## PROBLEM REQUIREMENTS
Leave out the images and output the records word for word.

-- SUPPLIED DATA follows --

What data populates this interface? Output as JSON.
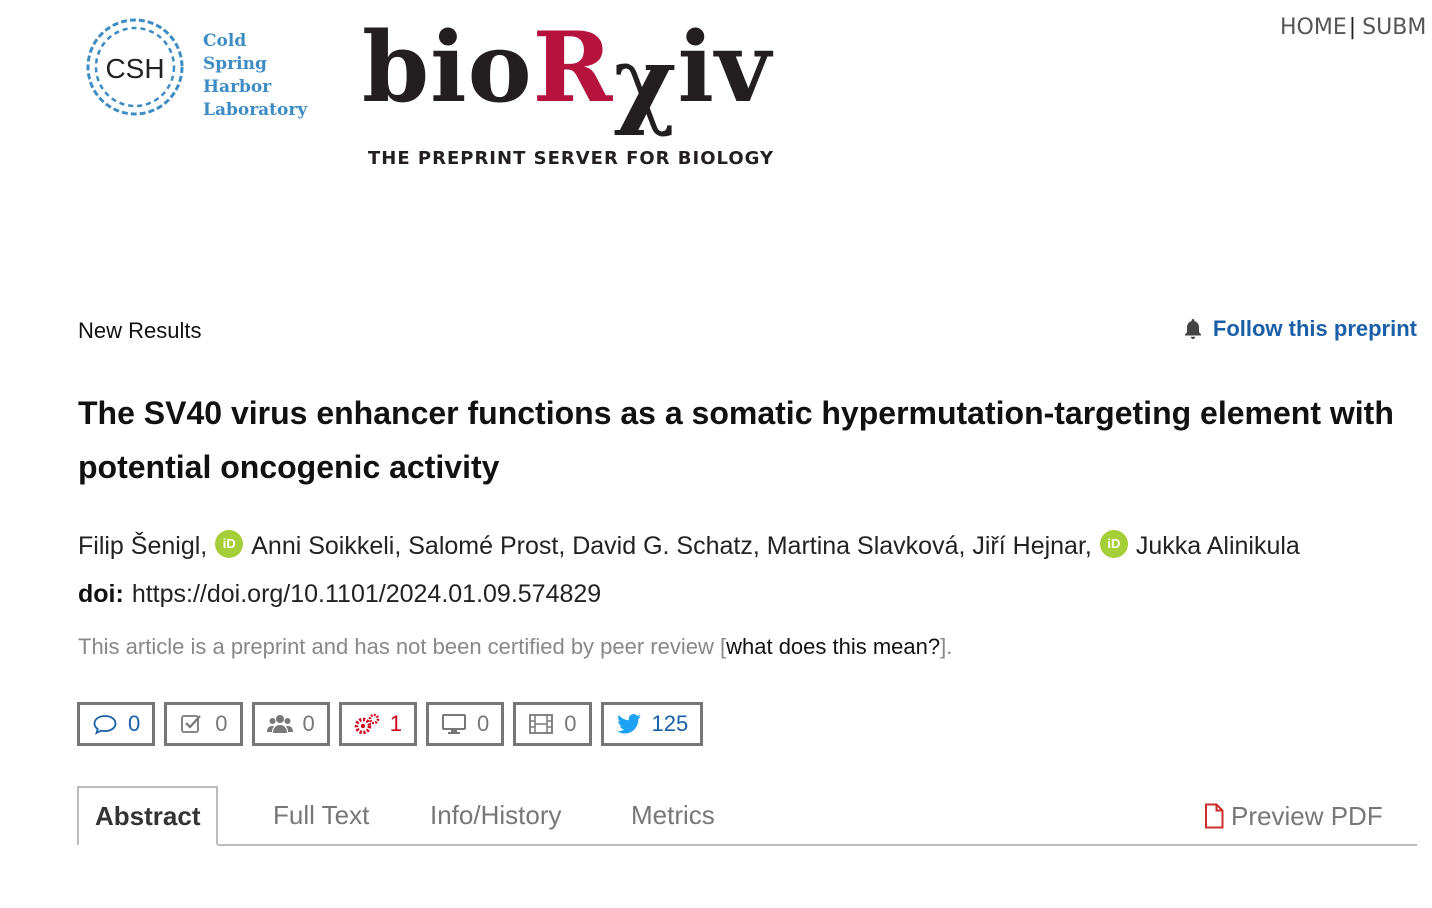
{
  "header": {
    "csh_logo": {
      "monogram": "CSH",
      "lines": [
        "Cold",
        "Spring",
        "Harbor",
        "Laboratory"
      ]
    },
    "site_logo": {
      "bio": "bio",
      "r": "R",
      "chi": "χ",
      "iv": "iv",
      "tagline": "THE PREPRINT SERVER FOR BIOLOGY"
    },
    "nav": {
      "home": "HOME",
      "separator": "|",
      "submit": "SUBM"
    }
  },
  "article": {
    "category": "New Results",
    "follow_label": "Follow this preprint",
    "title": "The SV40 virus enhancer functions as a somatic hypermutation-targeting element with potential oncogenic activity",
    "authors": [
      "Filip Šenigl,",
      "Anni Soikkeli, Salomé Prost, David G. Schatz, Martina Slavková, Jiří Hejnar,",
      "Jukka Alinikula"
    ],
    "orcid_label": "iD",
    "doi_label": "doi:",
    "doi_value": "https://doi.org/10.1101/2024.01.09.574829",
    "notice_text": "This article is a preprint and has not been certified by peer review [",
    "notice_link": "what does this mean?",
    "notice_end": "]."
  },
  "badges": [
    {
      "icon": "comment-icon",
      "count": "0"
    },
    {
      "icon": "checkbox-icon",
      "count": "0"
    },
    {
      "icon": "users-icon",
      "count": "0"
    },
    {
      "icon": "gears-icon",
      "count": "1"
    },
    {
      "icon": "monitor-icon",
      "count": "0"
    },
    {
      "icon": "film-icon",
      "count": "0"
    },
    {
      "icon": "twitter-icon",
      "count": "125"
    }
  ],
  "tabs": {
    "abstract": "Abstract",
    "full_text": "Full Text",
    "info_history": "Info/History",
    "metrics": "Metrics",
    "preview_pdf": "Preview PDF"
  },
  "colors": {
    "link_blue": "#1a5fa7",
    "brand_red": "#b5123d",
    "orcid_green": "#a6ce39",
    "csh_blue": "#3d8cc4",
    "badge_red": "#d0021b",
    "twitter_blue": "#1da1f2"
  }
}
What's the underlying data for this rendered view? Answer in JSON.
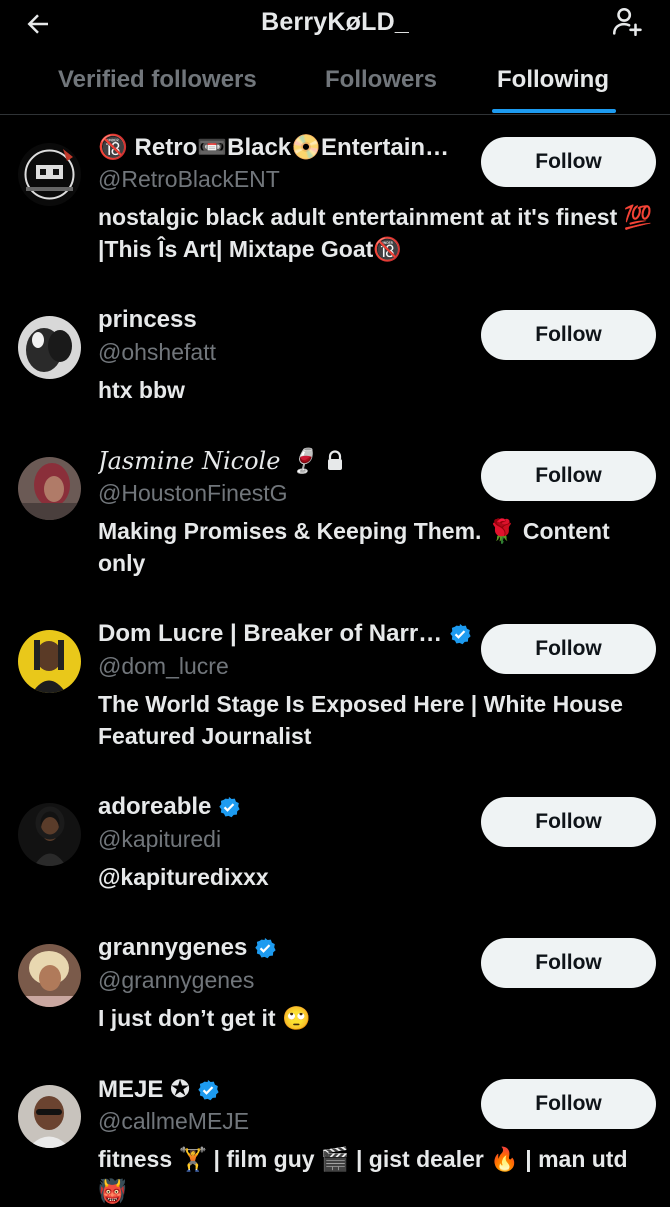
{
  "header": {
    "title": "BerryKøLD_",
    "back_icon": "arrow-left-icon",
    "add_icon": "add-user-icon"
  },
  "tabs": [
    {
      "label": "Verified followers",
      "active": false
    },
    {
      "label": "Followers",
      "active": false
    },
    {
      "label": "Following",
      "active": true
    }
  ],
  "colors": {
    "accent": "#1d9bf0",
    "verified": "#1d9bf0",
    "background": "#000000",
    "muted": "#71767b",
    "button_bg": "#eff3f4"
  },
  "users": [
    {
      "name": "🔞 Retro📼Black📀Entertain…",
      "handle": "@RetroBlackENT",
      "bio": "nostalgic black adult entertainment at it's finest 💯 |This Îs Art| Mixtape Goat🔞",
      "verified": false,
      "button": "Follow"
    },
    {
      "name": "princess",
      "handle": "@ohshefatt",
      "bio": "htx bbw",
      "verified": false,
      "button": "Follow"
    },
    {
      "name": "Jasmine Nicole 🍷",
      "handle": "@HoustonFinestG",
      "bio": "Making Promises & Keeping Them. 🌹 Content only",
      "verified": false,
      "locked": true,
      "button": "Follow"
    },
    {
      "name": "Dom Lucre | Breaker of Narr…",
      "handle": "@dom_lucre",
      "bio": "The World Stage Is Exposed Here | White House Featured Journalist",
      "verified": true,
      "button": "Follow"
    },
    {
      "name": "adoreable",
      "handle": "@kapituredi",
      "bio": "@kapituredixxx",
      "verified": true,
      "button": "Follow"
    },
    {
      "name": "grannygenes",
      "handle": "@grannygenes",
      "bio": "I just don’t get it 🙄",
      "verified": true,
      "button": "Follow"
    },
    {
      "name": "MEJE ✪",
      "handle": "@callmeMEJE",
      "bio": "fitness 🏋 | film guy 🎬 | gist dealer 🔥 | man utd 👹",
      "verified": true,
      "button": "Follow"
    }
  ]
}
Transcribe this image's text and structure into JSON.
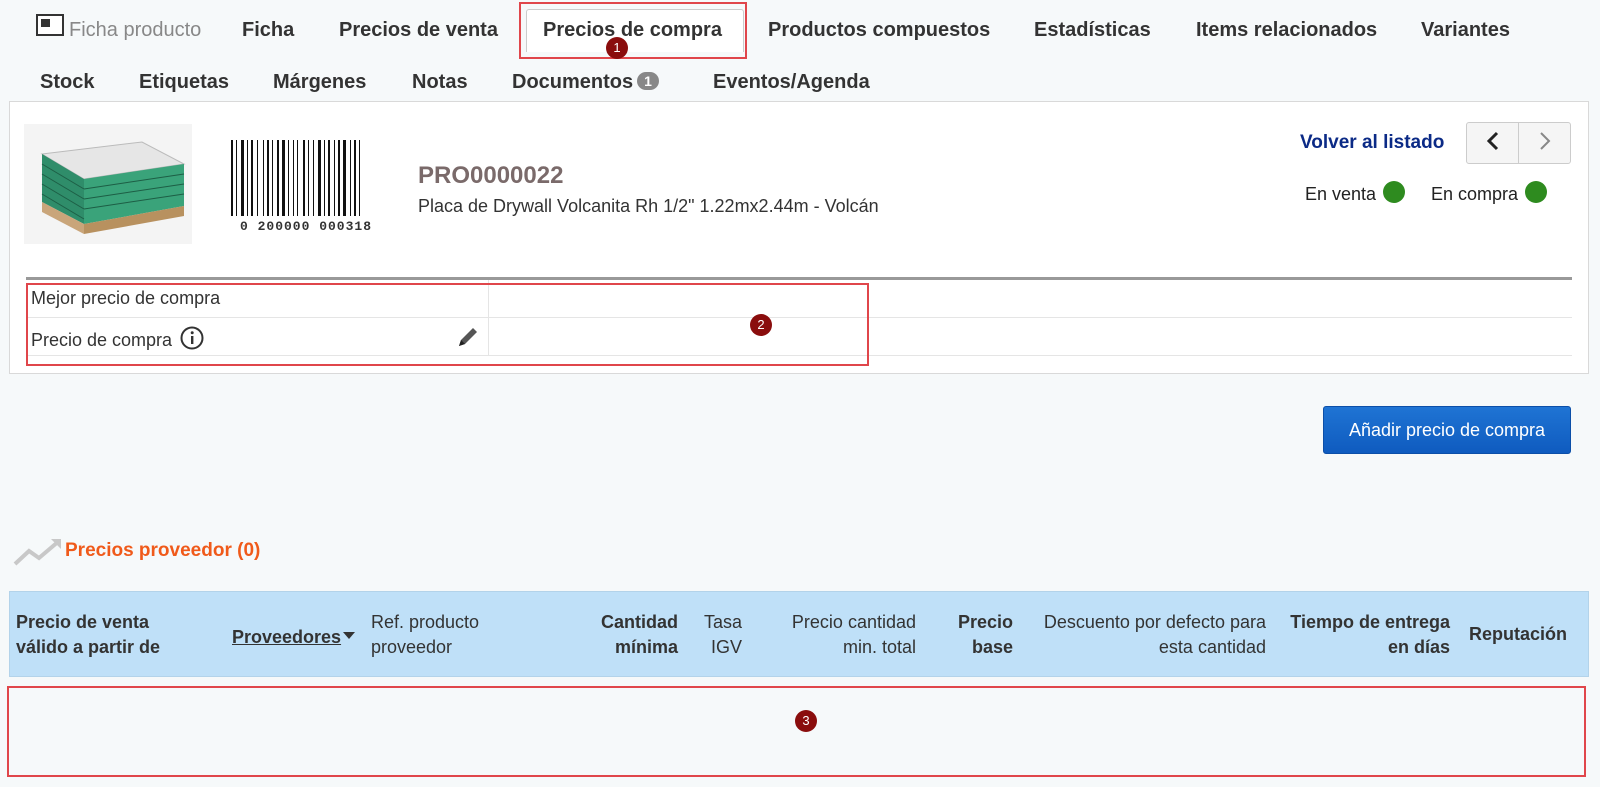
{
  "tabs": {
    "row1": [
      "Ficha producto",
      "Ficha",
      "Precios de venta",
      "Precios de compra",
      "Productos compuestos",
      "Estadísticas",
      "Items relacionados",
      "Variantes"
    ],
    "row2": [
      "Stock",
      "Etiquetas",
      "Márgenes",
      "Notas",
      "Documentos",
      "Eventos/Agenda"
    ],
    "documentos_count": "1",
    "active": "Precios de compra"
  },
  "markers": [
    "1",
    "2",
    "3"
  ],
  "product": {
    "ref": "PRO0000022",
    "label": "Placa de Drywall Volcanita Rh 1/2\" 1.22mx2.44m - Volcán",
    "barcode_text": "0 200000 000318",
    "image_icon": "drywall-sheets-image"
  },
  "nav": {
    "back_link": "Volver al listado",
    "prev_icon": "chevron-left-icon",
    "next_icon": "chevron-right-icon"
  },
  "status": {
    "on_sale_label": "En venta",
    "on_purchase_label": "En compra",
    "color": "#2e8b1f"
  },
  "price_fields": {
    "best_price_label": "Mejor precio de compra",
    "price_label": "Precio de compra",
    "best_price_value": "",
    "price_value": ""
  },
  "add_button_label": "Añadir precio de compra",
  "supplier_prices": {
    "title": "Precios proveedor (0)",
    "columns": [
      [
        "Precio de venta",
        "válido a partir de"
      ],
      [
        "Proveedores"
      ],
      [
        "Ref. producto",
        "proveedor"
      ],
      [
        "Cantidad",
        "mínima"
      ],
      [
        "Tasa",
        "IGV"
      ],
      [
        "Precio cantidad",
        "min. total"
      ],
      [
        "Precio",
        "base"
      ],
      [
        "Descuento por defecto para",
        "esta cantidad"
      ],
      [
        "Tiempo de entrega",
        "en días"
      ],
      [
        "Reputación"
      ]
    ],
    "rows": []
  },
  "colors": {
    "accent": "#0f5bbf",
    "section_title": "#f05a1a",
    "header_bg": "#bfe0f8",
    "highlight_box": "#e0464b",
    "marker_bg": "#8a0d0d"
  }
}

-- SUPPLIED DATA concluded --

## RESULT FOR THIS TASK
What data populates this interface? Output as JSON.
{
  "header": {
    "csh_logo": {
      "monogram": "CSH",
      "lines": [
        "Cold",
        "Spring",
        "Harbor",
        "Laboratory"
      ]
    },
    "site_logo": {
      "bio": "bio",
      "r": "R",
      "chi": "χ",
      "iv": "iv",
      "tagline": "THE PREPRINT SERVER FOR BIOLOGY"
    },
    "nav": {
      "home": "HOME",
      "separator": "|",
      "submit": "SUBM"
    }
  },
  "article": {
    "category": "New Results",
    "follow_label": "Follow this preprint",
    "title": "The SV40 virus enhancer functions as a somatic hypermutation-targeting element with potential oncogenic activity",
    "authors": [
      "Filip Šenigl,",
      "Anni Soikkeli, Salomé Prost, David G. Schatz, Martina Slavková, Jiří Hejnar,",
      "Jukka Alinikula"
    ],
    "orcid_label": "iD",
    "doi_label": "doi:",
    "doi_value": "https://doi.org/10.1101/2024.01.09.574829",
    "notice_text": "This article is a preprint and has not been certified by peer review [",
    "notice_link": "what does this mean?",
    "notice_end": "]."
  },
  "badges": [
    {
      "icon": "comment-icon",
      "count": "0"
    },
    {
      "icon": "checkbox-icon",
      "count": "0"
    },
    {
      "icon": "users-icon",
      "count": "0"
    },
    {
      "icon": "gears-icon",
      "count": "1"
    },
    {
      "icon": "monitor-icon",
      "count": "0"
    },
    {
      "icon": "film-icon",
      "count": "0"
    },
    {
      "icon": "twitter-icon",
      "count": "125"
    }
  ],
  "tabs": {
    "abstract": "Abstract",
    "full_text": "Full Text",
    "info_history": "Info/History",
    "metrics": "Metrics",
    "preview_pdf": "Preview PDF"
  },
  "colors": {
    "link_blue": "#1a5fa7",
    "brand_red": "#b5123d",
    "orcid_green": "#a6ce39",
    "csh_blue": "#3d8cc4",
    "badge_red": "#d0021b",
    "twitter_blue": "#1da1f2"
  }
}
What's the underlying data for this rendered view? Answer in JSON.
{
  "header": {
    "title": "BerryKøLD_",
    "back_icon": "arrow-left-icon",
    "add_icon": "add-user-icon"
  },
  "tabs": [
    {
      "label": "Verified followers",
      "active": false
    },
    {
      "label": "Followers",
      "active": false
    },
    {
      "label": "Following",
      "active": true
    }
  ],
  "colors": {
    "accent": "#1d9bf0",
    "verified": "#1d9bf0",
    "background": "#000000",
    "muted": "#71767b",
    "button_bg": "#eff3f4"
  },
  "users": [
    {
      "name": "🔞 Retro📼Black📀Entertain…",
      "handle": "@RetroBlackENT",
      "bio": "nostalgic black adult entertainment at it's finest 💯 |This Îs Art| Mixtape Goat🔞",
      "verified": false,
      "button": "Follow"
    },
    {
      "name": "princess",
      "handle": "@ohshefatt",
      "bio": "htx bbw",
      "verified": false,
      "button": "Follow"
    },
    {
      "name": "Jasmine Nicole 🍷",
      "handle": "@HoustonFinestG",
      "bio": "Making Promises & Keeping Them. 🌹 Content only",
      "verified": false,
      "locked": true,
      "button": "Follow"
    },
    {
      "name": "Dom Lucre | Breaker of Narr…",
      "handle": "@dom_lucre",
      "bio": "The World Stage Is Exposed Here | White House Featured Journalist",
      "verified": true,
      "button": "Follow"
    },
    {
      "name": "adoreable",
      "handle": "@kapituredi",
      "bio": "@kapituredixxx",
      "verified": true,
      "button": "Follow"
    },
    {
      "name": "grannygenes",
      "handle": "@grannygenes",
      "bio": "I just don’t get it 🙄",
      "verified": true,
      "button": "Follow"
    },
    {
      "name": "MEJE ✪",
      "handle": "@callmeMEJE",
      "bio": "fitness 🏋 | film guy 🎬 | gist dealer 🔥 | man utd 👹",
      "verified": true,
      "button": "Follow"
    }
  ]
}
Transcribe this image's text and structure into JSON.
{
  "tabs": {
    "row1": [
      "Ficha producto",
      "Ficha",
      "Precios de venta",
      "Precios de compra",
      "Productos compuestos",
      "Estadísticas",
      "Items relacionados",
      "Variantes"
    ],
    "row2": [
      "Stock",
      "Etiquetas",
      "Márgenes",
      "Notas",
      "Documentos",
      "Eventos/Agenda"
    ],
    "documentos_count": "1",
    "active": "Precios de compra"
  },
  "markers": [
    "1",
    "2",
    "3"
  ],
  "product": {
    "ref": "PRO0000022",
    "label": "Placa de Drywall Volcanita Rh 1/2\" 1.22mx2.44m - Volcán",
    "barcode_text": "0 200000 000318",
    "image_icon": "drywall-sheets-image"
  },
  "nav": {
    "back_link": "Volver al listado",
    "prev_icon": "chevron-left-icon",
    "next_icon": "chevron-right-icon"
  },
  "status": {
    "on_sale_label": "En venta",
    "on_purchase_label": "En compra",
    "color": "#2e8b1f"
  },
  "price_fields": {
    "best_price_label": "Mejor precio de compra",
    "price_label": "Precio de compra",
    "best_price_value": "",
    "price_value": ""
  },
  "add_button_label": "Añadir precio de compra",
  "supplier_prices": {
    "title": "Precios proveedor (0)",
    "columns": [
      [
        "Precio de venta",
        "válido a partir de"
      ],
      [
        "Proveedores"
      ],
      [
        "Ref. producto",
        "proveedor"
      ],
      [
        "Cantidad",
        "mínima"
      ],
      [
        "Tasa",
        "IGV"
      ],
      [
        "Precio cantidad",
        "min. total"
      ],
      [
        "Precio",
        "base"
      ],
      [
        "Descuento por defecto para",
        "esta cantidad"
      ],
      [
        "Tiempo de entrega",
        "en días"
      ],
      [
        "Reputación"
      ]
    ],
    "rows": []
  },
  "colors": {
    "accent": "#0f5bbf",
    "section_title": "#f05a1a",
    "header_bg": "#bfe0f8",
    "highlight_box": "#e0464b",
    "marker_bg": "#8a0d0d"
  }
}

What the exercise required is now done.